[Problem requirements] Could you print every record below exactly as it appears?

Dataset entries
━━━━
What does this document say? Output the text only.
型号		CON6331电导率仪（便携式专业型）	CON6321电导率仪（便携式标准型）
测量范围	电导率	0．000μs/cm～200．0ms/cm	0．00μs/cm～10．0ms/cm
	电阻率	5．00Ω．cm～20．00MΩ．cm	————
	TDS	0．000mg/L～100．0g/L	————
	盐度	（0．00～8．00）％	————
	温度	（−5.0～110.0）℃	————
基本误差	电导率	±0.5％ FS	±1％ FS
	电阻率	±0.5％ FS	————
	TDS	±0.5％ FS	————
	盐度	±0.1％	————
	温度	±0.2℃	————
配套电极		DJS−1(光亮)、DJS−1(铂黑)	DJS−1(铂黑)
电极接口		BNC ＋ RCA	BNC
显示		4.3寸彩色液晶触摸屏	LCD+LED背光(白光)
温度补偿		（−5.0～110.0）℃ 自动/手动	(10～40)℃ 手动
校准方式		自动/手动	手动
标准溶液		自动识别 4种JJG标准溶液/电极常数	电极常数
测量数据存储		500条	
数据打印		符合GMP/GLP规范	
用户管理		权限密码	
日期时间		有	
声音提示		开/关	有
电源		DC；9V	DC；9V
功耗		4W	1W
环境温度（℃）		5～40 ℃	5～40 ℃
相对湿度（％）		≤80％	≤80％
━━━━
[The completed task]
What does this document say? Output the text only.
型号		CON6331电导率仪（便携式专业型）	CON6321电导率仪（便携式标准型）
测量范围	电导率	0．000μs/cm～200．0ms/cm	0．00μs/cm～10．0ms/cm
	电阻率	5．00Ω．cm～20．00MΩ．cm	————
	TDS	0．000mg/L～100．0g/L	————
	盐度	（0．00～8．00）％	————
	温度	（−5.0～110.0）℃	————
基本误差	电导率	±0.5％ FS	±1％ FS
	电阻率	±0.5％ FS	————
	TDS	±0.5％ FS	————
	盐度	±0.1％	————
	温度	±0.2℃	————
配套电极		DJS−1(光亮)、DJS−1(铂黑)	DJS−1(铂黑)
电极接口		BNC ＋ RCA	BNC
显示		4.3寸彩色液晶触摸屏	LCD+LED背光(白光)
温度补偿		（−5.0～110.0）℃ 自动/手动	(10～40)℃ 手动
校准方式		自动/手动	手动
标准溶液		自动识别 4种JJG标准溶液/电极常数	电极常数
测量数据存储		500条	
数据打印		符合GMP/GLP规范	
用户管理		权限密码	
日期时间		有	
声音提示		开/关	有
电源		DC；9V	DC；9V
功耗		4W	1W
环境温度（℃）		5～40 ℃	5～40 ℃
相对湿度（％）		≤80％	≤80％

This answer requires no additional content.